Multi-version environments add complexity. You need visibility into which versions are running, how they’re performing, and where problems occur.

Application Insights: Distributed Tracing

Every request gets a correlation ID that flows through YARP → version-specific pods → downstream services.

Instrumentation:

// Program.cs - Enable Application Insights
builder.Services.AddApplicationInsightsTelemetry(options =>
{
    options.ConnectionString = builder.Configuration["ApplicationInsights:ConnectionString"];
    options.EnableAdaptiveSampling = true;
});

// Automatic instrumentation for:
// - HTTP requests
// - Dependencies (SQL, Redis, external APIs)
// - Exceptions
// - Performance counters

Custom Telemetry for Tenant/Version Context:

public class TelemetryEnricher : ITelemetryInitializer
{
    private readonly IHttpContextAccessor _httpContextAccessor;
    
    public void Initialize(ITelemetry telemetry)
    {
        var httpContext = _httpContextAccessor.HttpContext;
        if (httpContext != null)
        {
            // Add tenant and version context to all telemetry
            telemetry.Context.GlobalProperties["TenantId"] = 
                httpContext.Request.Headers["X-Tenant-Id"];
            telemetry.Context.GlobalProperties["TenantVersion"] = 
                httpContext.Request.Headers["X-Tenant-Version"];
            telemetry.Context.GlobalProperties["PodName"] = 
                Environment.GetEnvironmentVariable("HOSTNAME");
            telemetry.Context.GlobalProperties["ServiceVersion"] = 
                Environment.GetEnvironmentVariable("SERVICE_VERSION");
        }
    }
}

KQL Queries for Multi-Version Analysis

Which tenants are experiencing high latency?

requests
| where timestamp > ago(1h)
| summarize 
    p95_duration = percentile(duration, 95),
    p99_duration = percentile(duration, 99),
    request_count = count()
    by tostring(customDimensions.TenantId), 
       tostring(customDimensions.TenantVersion)
| where p95_duration > 1000  // > 1 second
| order by p95_duration desc

Error rate by version:

exceptions
| where timestamp > ago(24h)
| summarize 
    error_count = count(),
    unique_errors = dcount(outerMessage)
    by tostring(customDimensions.TenantVersion),
       tostring(customDimensions.PodName)
| order by error_count desc

Resource consumption comparison across versions:

performanceCounters
| where name == "% Processor Time" or name == "Available Memory"
| summarize 
    avg_value = avg(value),
    max_value = max(value)
    by name, 
       tostring(customDimensions.TenantVersion),
       tostring(customDimensions.ServiceVersion)
| order by name, avg_value desc

Tenant upgrade readiness check:

// Before upgrading tenant from v3.1 to v3.3, check v3.3 health
requests
| where customDimensions.TenantVersion == "3.3"
| where timestamp > ago(7d)

» Exercise A
Copy out the lines of the listing, from its first line up to and including the line with "ring [110, 96, 380, 348]".

» Data entries
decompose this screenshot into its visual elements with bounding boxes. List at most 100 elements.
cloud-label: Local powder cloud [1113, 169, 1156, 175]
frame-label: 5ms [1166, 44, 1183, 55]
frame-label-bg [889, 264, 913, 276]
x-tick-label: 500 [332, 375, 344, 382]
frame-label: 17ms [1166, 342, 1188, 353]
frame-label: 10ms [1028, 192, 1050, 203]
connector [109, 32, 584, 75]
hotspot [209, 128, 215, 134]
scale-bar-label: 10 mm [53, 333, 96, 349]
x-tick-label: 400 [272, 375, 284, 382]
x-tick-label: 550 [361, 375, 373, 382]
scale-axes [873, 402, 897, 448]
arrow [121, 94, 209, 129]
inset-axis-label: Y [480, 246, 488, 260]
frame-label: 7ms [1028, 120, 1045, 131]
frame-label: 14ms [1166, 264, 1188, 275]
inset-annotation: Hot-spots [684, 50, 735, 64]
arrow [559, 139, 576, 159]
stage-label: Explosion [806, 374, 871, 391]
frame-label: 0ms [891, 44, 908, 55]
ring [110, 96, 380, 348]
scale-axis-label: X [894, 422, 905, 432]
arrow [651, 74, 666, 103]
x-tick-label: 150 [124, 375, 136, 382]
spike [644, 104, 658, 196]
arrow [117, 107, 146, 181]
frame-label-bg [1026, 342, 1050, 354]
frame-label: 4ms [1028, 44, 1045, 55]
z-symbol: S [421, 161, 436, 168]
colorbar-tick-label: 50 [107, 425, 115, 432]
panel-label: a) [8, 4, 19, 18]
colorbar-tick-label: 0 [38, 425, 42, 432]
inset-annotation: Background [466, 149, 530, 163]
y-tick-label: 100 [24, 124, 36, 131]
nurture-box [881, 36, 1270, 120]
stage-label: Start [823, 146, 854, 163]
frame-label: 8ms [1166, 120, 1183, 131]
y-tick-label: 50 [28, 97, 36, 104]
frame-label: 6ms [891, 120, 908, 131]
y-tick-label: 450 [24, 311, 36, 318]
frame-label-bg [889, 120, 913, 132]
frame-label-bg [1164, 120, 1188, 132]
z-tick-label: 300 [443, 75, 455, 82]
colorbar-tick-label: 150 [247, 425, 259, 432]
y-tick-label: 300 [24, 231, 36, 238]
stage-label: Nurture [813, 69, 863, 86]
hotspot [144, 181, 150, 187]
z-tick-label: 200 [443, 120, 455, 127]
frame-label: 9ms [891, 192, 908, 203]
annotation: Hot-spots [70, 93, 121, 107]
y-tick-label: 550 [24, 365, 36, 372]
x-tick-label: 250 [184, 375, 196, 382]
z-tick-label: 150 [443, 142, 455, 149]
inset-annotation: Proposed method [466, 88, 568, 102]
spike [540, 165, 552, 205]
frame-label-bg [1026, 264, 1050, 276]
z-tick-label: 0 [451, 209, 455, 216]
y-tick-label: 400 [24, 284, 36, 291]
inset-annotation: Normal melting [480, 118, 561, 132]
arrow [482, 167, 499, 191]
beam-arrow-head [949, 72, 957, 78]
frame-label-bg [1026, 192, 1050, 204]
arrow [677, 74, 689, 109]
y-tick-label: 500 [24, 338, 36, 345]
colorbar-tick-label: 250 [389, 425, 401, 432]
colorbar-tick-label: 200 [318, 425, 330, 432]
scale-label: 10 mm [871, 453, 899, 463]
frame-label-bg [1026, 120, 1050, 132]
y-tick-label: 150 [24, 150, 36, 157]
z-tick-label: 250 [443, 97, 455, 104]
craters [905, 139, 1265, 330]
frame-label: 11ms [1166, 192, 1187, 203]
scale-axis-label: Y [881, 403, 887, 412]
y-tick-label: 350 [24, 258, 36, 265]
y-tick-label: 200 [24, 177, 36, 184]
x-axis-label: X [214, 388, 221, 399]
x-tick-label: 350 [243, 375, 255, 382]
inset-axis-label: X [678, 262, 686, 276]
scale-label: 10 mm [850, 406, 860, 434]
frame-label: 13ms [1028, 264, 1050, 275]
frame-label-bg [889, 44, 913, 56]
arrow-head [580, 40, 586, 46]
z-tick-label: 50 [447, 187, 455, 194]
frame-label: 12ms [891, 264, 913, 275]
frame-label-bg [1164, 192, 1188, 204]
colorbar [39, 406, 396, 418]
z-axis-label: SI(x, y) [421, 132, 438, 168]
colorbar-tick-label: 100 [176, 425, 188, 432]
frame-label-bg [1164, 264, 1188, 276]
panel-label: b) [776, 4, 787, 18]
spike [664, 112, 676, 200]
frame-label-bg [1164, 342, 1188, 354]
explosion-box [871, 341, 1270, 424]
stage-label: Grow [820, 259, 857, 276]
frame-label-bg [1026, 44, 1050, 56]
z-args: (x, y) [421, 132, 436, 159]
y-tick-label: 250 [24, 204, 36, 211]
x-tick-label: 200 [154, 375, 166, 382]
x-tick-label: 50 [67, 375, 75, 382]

» Exercise B
Say whether each statement agrees with the Application Insights text, and quote the deciding words: (i) The setup code turns on adaptive sampling. (ii) The latency query keeps only results whose p99 duration is over one second. (iii) The error rate query looks back over the last 24 hours.

» Task answer A
decompose this screenshot into its visual elements with bounding boxes. List at most 100 elements.
cloud-label: Local powder cloud [1113, 169, 1156, 175]
frame-label: 5ms [1166, 44, 1183, 55]
frame-label-bg [889, 264, 913, 276]
x-tick-label: 500 [332, 375, 344, 382]
frame-label: 17ms [1166, 342, 1188, 353]
frame-label: 10ms [1028, 192, 1050, 203]
connector [109, 32, 584, 75]
hotspot [209, 128, 215, 134]
scale-bar-label: 10 mm [53, 333, 96, 349]
x-tick-label: 400 [272, 375, 284, 382]
x-tick-label: 550 [361, 375, 373, 382]
scale-axes [873, 402, 897, 448]
arrow [121, 94, 209, 129]
inset-axis-label: Y [480, 246, 488, 260]
frame-label: 7ms [1028, 120, 1045, 131]
frame-label: 14ms [1166, 264, 1188, 275]
inset-annotation: Hot-spots [684, 50, 735, 64]
arrow [559, 139, 576, 159]
stage-label: Explosion [806, 374, 871, 391]
frame-label: 0ms [891, 44, 908, 55]
ring [110, 96, 380, 348]

» Task answer B
(i) Yes: "options.EnableAdaptiveSampling = true;"
(ii) No: "| where p95_duration > 1000  // > 1 second"
(iii) Yes: "| where timestamp > ago(24h)"